TASK PROMPT — Transcribe all the records exactly and omit any images they hold.

STORED RECORDS —
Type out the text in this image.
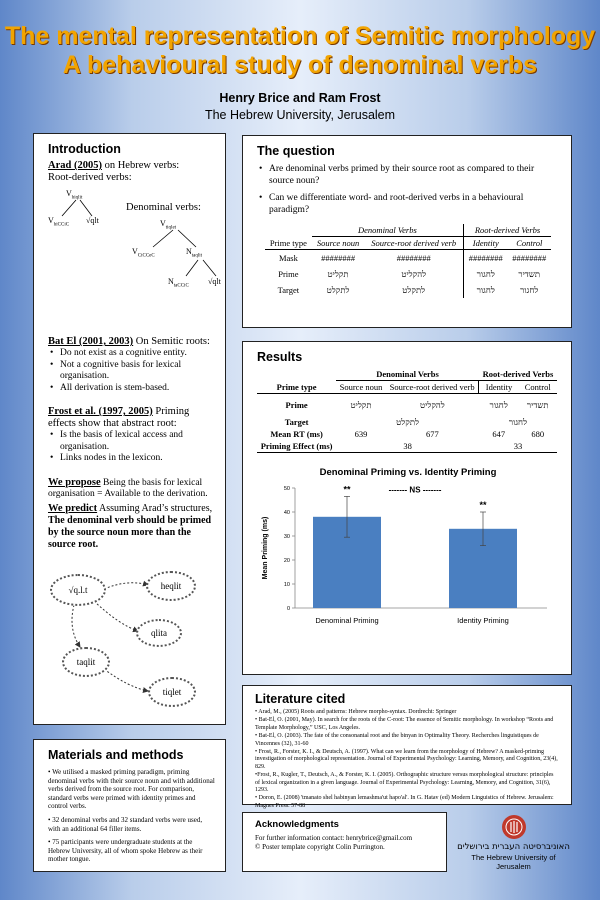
The mental representation of Semitic morphology
A behavioural study of denominal verbs
Henry Brice and Ram Frost
The Hebrew University, Jerusalem
Introduction
Arad (2005) on Hebrew verbs:
Root-derived verbs:
$V_{hiqlit}$
$V_{hiCCiC}$
√qlt
Denominal verbs:
$V_{tiqlet}$
$V_{CiCCeC}$
$N_{taqlit}$
$N_{taCCiC}$
√qlt
Bat El (2001, 2003) On Semitic roots:
• Do not exist as a cognitive entity.
• Not a cognitive basis for lexical organisation.
• All derivation is stem-based.
Frost et al. (1997, 2005) Priming effects show that abstract root:
• Is the basis of lexical access and organisation.
• Links nodes in the lexicon.
We propose Being the basis for lexical organisation = Available to the derivation.
We predict Assuming Arad’s structures, The denominal verb should be primed by the source noun more than the source root.
√q.l.t	heqlit
qlita
taqlit
tiqlet
The question
• Are denominal verbs primed by their source root as compared to their source noun?
• Can we differentiate word- and root-derived verbs in a behavioural paradigm?
	Denominal Verbs		Root-derived Verbs	
Prime type	Source noun	Source-root derived verb	Identity	Control
Mask	########	########	########	########
Prime	תקליט	להקליט	לחגור	תשדיר
Target	לתקלט	לתקלט	לחגור	לחגור
Results
	Denominal Verbs		Root-derived Verbs	
Prime type	Source noun	Source-root derived verb	Identity	Control
Prime	תקליט	להקליט	לחגור	תשדיר
Target	לתקלט		לחגור	
Mean RT (ms)	639	677	647	680
Priming Effect (ms)	38		33	
Denominal Priming vs. Identity Priming
0
10
20
30
40
50
Mean Priming (ms)
Denominal Priming
**
Identity Priming
**
------- NS -------
Literature cited

• Arad, M., (2005) Roots and patterns: Hebrew morpho-syntax. Dordrecht: Springer

• Bat-El, O. (2001, May). In search for the roots of the C-root: The essence of Semitic morphology. In workshop “Roots and Template Morphology,” USC, Los Angeles.

• Bat-El, O. (2003). The fate of the consonantal root and the binyan in Optimality Theory. Recherches linguistiques de Vincennes (32), 31-60

• Frost, R., Forster, K. I., & Deutsch, A. (1997). What can we learn from the morphology of Hebrew? A masked-priming investigation of morphological representation. Journal of Experimental Psychology: Learning, Memory, and Cognition, 23(4), 829.

•Frost, R., Kugler, T., Deutsch, A., & Forster, K. I. (2005). Orthographic structure versus morphological structure: principles of lexical organization in a given language. Journal of Experimental Psychology: Learning, Memory, and Cognition, 31(6), 1293.

• Doron, E. (2008) 'tmanato shel habinyan lemashma'ut hapo'al'. In G. Hatav (ed) Modern Linguistics of Hebrew. Jerusalem: Magnes Press. 57-88

Materials and methods

• We utilised a masked priming paradigm, priming denominal verbs with their source noun and with additional verbs derived from the source root. For comparison, standard verbs were primed with identity primes and control verbs.

• 32 denominal verbs and 32 standard verbs were used, with an additional 64 filler items.

• 75 participants were undergraduate students at the Hebrew University, all of whom spoke Hebrew as their mother tongue.

Acknowledgments
For further information contact: henrybrice@gmail.com
© Poster template copyright Colin Purrington.	האוניברסיטה העברית בירושלים
The Hebrew University of Jerusalem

THE REPLY —
Type out the text in this image.
The mental representation of Semitic morphology
A behavioural study of denominal verbs
Henry Brice and Ram Frost
The Hebrew University, Jerusalem
Introduction
Arad (2005) on Hebrew verbs:
Root-derived verbs:
$V_{hiqlit}$
$V_{hiCCiC}$
√qlt
Denominal verbs:
$V_{tiqlet}$
$V_{CiCCeC}$
$N_{taqlit}$
$N_{taCCiC}$
√qlt
Bat El (2001, 2003) On Semitic roots:
• Do not exist as a cognitive entity.
• Not a cognitive basis for lexical organisation.
• All derivation is stem-based.
Frost et al. (1997, 2005) Priming effects show that abstract root:
• Is the basis of lexical access and organisation.
• Links nodes in the lexicon.
We propose Being the basis for lexical organisation = Available to the derivation.
We predict Assuming Arad’s structures, The denominal verb should be primed by the source noun more than the source root.
√q.l.t	heqlit
qlita
taqlit
tiqlet
The question
• Are denominal verbs primed by their source root as compared to their source noun?
• Can we differentiate word- and root-derived verbs in a behavioural paradigm?
	Denominal Verbs		Root-derived Verbs	
Prime type	Source noun	Source-root derived verb	Identity	Control
Mask	########	########	########	########
Prime	תקליט	להקליט	לחגור	תשדיר
Target	לתקלט	לתקלט	לחגור	לחגור
Results
	Denominal Verbs		Root-derived Verbs	
Prime type	Source noun	Source-root derived verb	Identity	Control
Prime	תקליט	להקליט	לחגור	תשדיר
Target	לתקלט		לחגור	
Mean RT (ms)	639	677	647	680
Priming Effect (ms)	38		33	
Denominal Priming vs. Identity Priming
0
10
20
30
40
50
Mean Priming (ms)
Denominal Priming
**
Identity Priming
**
------- NS -------
Literature cited

• Arad, M., (2005) Roots and patterns: Hebrew morpho-syntax. Dordrecht: Springer

• Bat-El, O. (2001, May). In search for the roots of the C-root: The essence of Semitic morphology. In workshop “Roots and Template Morphology,” USC, Los Angeles.

• Bat-El, O. (2003). The fate of the consonantal root and the binyan in Optimality Theory. Recherches linguistiques de Vincennes (32), 31-60

• Frost, R., Forster, K. I., & Deutsch, A. (1997). What can we learn from the morphology of Hebrew? A masked-priming investigation of morphological representation. Journal of Experimental Psychology: Learning, Memory, and Cognition, 23(4), 829.

•Frost, R., Kugler, T., Deutsch, A., & Forster, K. I. (2005). Orthographic structure versus morphological structure: principles of lexical organization in a given language. Journal of Experimental Psychology: Learning, Memory, and Cognition, 31(6), 1293.

• Doron, E. (2008) 'tmanato shel habinyan lemashma'ut hapo'al'. In G. Hatav (ed) Modern Linguistics of Hebrew. Jerusalem: Magnes Press. 57-88

Materials and methods

• We utilised a masked priming paradigm, priming denominal verbs with their source noun and with additional verbs derived from the source root. For comparison, standard verbs were primed with identity primes and control verbs.

• 32 denominal verbs and 32 standard verbs were used, with an additional 64 filler items.

• 75 participants were undergraduate students at the Hebrew University, all of whom spoke Hebrew as their mother tongue.

Acknowledgments
For further information contact: henrybrice@gmail.com
© Poster template copyright Colin Purrington.	האוניברסיטה העברית בירושלים
The Hebrew University of Jerusalem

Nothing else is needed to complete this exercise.